--- START OF Records for this exercise ---
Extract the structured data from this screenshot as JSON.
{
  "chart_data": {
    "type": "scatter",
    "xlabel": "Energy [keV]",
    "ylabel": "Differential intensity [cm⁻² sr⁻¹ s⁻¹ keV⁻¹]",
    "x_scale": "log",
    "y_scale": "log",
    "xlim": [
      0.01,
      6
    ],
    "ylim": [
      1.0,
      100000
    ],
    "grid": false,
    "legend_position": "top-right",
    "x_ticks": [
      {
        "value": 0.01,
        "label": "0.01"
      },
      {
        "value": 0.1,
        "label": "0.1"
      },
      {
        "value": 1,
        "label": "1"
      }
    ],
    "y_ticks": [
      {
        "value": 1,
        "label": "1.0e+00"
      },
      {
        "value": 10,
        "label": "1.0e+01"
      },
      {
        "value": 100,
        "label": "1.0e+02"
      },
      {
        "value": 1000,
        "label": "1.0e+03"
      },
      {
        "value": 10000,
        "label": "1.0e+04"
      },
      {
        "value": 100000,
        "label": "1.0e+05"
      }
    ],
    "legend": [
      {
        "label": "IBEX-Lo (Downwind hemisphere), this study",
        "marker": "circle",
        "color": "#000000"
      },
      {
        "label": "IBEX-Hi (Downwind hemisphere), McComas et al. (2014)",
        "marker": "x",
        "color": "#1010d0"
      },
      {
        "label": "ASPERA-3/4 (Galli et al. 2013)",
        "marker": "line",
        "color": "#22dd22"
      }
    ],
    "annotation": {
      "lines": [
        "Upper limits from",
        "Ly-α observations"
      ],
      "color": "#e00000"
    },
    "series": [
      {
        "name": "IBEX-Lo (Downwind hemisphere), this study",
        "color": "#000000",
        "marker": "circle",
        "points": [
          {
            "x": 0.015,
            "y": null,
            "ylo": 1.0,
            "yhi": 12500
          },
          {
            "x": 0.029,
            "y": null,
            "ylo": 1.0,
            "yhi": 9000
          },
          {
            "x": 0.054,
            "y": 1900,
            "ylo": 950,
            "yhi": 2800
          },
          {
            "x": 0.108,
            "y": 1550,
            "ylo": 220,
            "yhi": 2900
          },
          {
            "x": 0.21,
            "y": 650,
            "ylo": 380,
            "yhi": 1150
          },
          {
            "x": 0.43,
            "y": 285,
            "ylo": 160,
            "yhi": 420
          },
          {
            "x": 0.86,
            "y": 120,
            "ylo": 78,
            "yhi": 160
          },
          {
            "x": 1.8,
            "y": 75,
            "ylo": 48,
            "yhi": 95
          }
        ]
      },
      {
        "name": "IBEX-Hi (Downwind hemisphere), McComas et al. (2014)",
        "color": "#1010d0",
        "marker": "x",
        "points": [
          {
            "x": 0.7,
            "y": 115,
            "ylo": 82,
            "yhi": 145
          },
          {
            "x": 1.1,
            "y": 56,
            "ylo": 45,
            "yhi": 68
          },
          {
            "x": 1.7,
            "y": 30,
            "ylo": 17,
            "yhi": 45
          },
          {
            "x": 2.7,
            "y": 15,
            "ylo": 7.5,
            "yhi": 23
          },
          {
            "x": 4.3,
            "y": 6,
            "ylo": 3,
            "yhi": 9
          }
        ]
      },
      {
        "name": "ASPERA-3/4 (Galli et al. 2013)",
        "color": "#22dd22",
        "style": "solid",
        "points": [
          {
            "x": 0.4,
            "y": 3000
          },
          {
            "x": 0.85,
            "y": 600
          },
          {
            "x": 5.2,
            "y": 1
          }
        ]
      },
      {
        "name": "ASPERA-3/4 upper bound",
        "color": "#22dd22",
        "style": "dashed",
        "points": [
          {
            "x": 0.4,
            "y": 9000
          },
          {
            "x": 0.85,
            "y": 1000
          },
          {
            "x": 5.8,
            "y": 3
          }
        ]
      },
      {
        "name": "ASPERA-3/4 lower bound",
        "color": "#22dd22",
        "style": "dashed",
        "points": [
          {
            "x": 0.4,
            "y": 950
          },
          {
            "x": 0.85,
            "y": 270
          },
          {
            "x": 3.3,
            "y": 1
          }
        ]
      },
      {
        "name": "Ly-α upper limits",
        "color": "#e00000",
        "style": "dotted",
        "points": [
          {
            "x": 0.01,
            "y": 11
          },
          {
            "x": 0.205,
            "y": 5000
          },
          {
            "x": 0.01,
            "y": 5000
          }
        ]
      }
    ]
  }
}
--- END OF Records for this exercise ---
• [Problem to solve]
Using the material above, state how many lines include the string "color". Answer with a single number.

• [Reply]
10